Exercise: Return every entry exactly as written.

[Dataset items]
====

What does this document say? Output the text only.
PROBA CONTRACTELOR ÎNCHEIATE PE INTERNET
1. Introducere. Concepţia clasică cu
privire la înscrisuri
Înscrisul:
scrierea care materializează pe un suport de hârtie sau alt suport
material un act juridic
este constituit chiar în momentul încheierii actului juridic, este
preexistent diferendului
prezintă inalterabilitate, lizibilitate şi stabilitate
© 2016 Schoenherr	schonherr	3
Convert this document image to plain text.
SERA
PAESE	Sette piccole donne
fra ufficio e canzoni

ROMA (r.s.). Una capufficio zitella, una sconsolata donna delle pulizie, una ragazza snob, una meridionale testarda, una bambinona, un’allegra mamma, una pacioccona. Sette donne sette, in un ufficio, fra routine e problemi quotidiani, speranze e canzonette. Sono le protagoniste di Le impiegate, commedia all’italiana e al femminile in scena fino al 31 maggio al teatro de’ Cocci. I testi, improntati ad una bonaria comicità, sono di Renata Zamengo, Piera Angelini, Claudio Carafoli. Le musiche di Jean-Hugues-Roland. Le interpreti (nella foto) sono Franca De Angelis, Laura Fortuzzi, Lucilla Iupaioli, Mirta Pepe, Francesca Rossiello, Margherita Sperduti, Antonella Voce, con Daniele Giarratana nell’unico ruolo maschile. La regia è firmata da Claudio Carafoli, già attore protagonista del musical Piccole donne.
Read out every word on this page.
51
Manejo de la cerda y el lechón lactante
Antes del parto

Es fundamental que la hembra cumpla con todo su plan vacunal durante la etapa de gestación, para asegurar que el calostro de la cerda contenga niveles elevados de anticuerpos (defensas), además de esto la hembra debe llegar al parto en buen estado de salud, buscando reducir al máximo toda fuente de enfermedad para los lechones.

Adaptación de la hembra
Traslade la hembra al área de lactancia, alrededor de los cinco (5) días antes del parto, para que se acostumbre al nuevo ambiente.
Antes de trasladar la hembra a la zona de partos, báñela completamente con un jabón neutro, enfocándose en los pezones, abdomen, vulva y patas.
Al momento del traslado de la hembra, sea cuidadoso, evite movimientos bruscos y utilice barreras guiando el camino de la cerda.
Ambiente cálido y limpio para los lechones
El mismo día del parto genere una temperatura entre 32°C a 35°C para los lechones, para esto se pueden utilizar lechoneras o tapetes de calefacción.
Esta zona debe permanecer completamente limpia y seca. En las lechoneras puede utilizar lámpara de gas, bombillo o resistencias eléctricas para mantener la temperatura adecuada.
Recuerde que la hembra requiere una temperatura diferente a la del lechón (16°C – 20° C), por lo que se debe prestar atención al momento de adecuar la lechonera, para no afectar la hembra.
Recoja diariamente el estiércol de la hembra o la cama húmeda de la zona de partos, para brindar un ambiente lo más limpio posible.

====

Completed exercise:
What does this document say? Output the text only.
PROBA CONTRACTELOR ÎNCHEIATE PE INTERNET
1. Introducere. Concepţia clasică cu
privire la înscrisuri
Înscrisul:
scrierea care materializează pe un suport de hârtie sau alt suport
material un act juridic
este constituit chiar în momentul încheierii actului juridic, este
preexistent diferendului
prezintă inalterabilitate, lizibilitate şi stabilitate
© 2016 Schoenherr	schonherr	3
Convert this document image to plain text.
SERA
PAESE	Sette piccole donne
fra ufficio e canzoni

ROMA (r.s.). Una capufficio zitella, una sconsolata donna delle pulizie, una ragazza snob, una meridionale testarda, una bambinona, un’allegra mamma, una pacioccona. Sette donne sette, in un ufficio, fra routine e problemi quotidiani, speranze e canzonette. Sono le protagoniste di Le impiegate, commedia all’italiana e al femminile in scena fino al 31 maggio al teatro de’ Cocci. I testi, improntati ad una bonaria comicità, sono di Renata Zamengo, Piera Angelini, Claudio Carafoli. Le musiche di Jean-Hugues-Roland. Le interpreti (nella foto) sono Franca De Angelis, Laura Fortuzzi, Lucilla Iupaioli, Mirta Pepe, Francesca Rossiello, Margherita Sperduti, Antonella Voce, con Daniele Giarratana nell’unico ruolo maschile. La regia è firmata da Claudio Carafoli, già attore protagonista del musical Piccole donne.
Read out every word on this page.
51
Manejo de la cerda y el lechón lactante
Antes del parto

Es fundamental que la hembra cumpla con todo su plan vacunal durante la etapa de gestación, para asegurar que el calostro de la cerda contenga niveles elevados de anticuerpos (defensas), además de esto la hembra debe llegar al parto en buen estado de salud, buscando reducir al máximo toda fuente de enfermedad para los lechones.

Adaptación de la hembra
Traslade la hembra al área de lactancia, alrededor de los cinco (5) días antes del parto, para que se acostumbre al nuevo ambiente.
Antes de trasladar la hembra a la zona de partos, báñela completamente con un jabón neutro, enfocándose en los pezones, abdomen, vulva y patas.
Al momento del traslado de la hembra, sea cuidadoso, evite movimientos bruscos y utilice barreras guiando el camino de la cerda.
Ambiente cálido y limpio para los lechones
El mismo día del parto genere una temperatura entre 32°C a 35°C para los lechones, para esto se pueden utilizar lechoneras o tapetes de calefacción.
Esta zona debe permanecer completamente limpia y seca. En las lechoneras puede utilizar lámpara de gas, bombillo o resistencias eléctricas para mantener la temperatura adecuada.
Recuerde que la hembra requiere una temperatura diferente a la del lechón (16°C – 20° C), por lo que se debe prestar atención al momento de adecuar la lechonera, para no afectar la hembra.
Recoja diariamente el estiércol de la hembra o la cama húmeda de la zona de partos, para brindar un ambiente lo más limpio posible.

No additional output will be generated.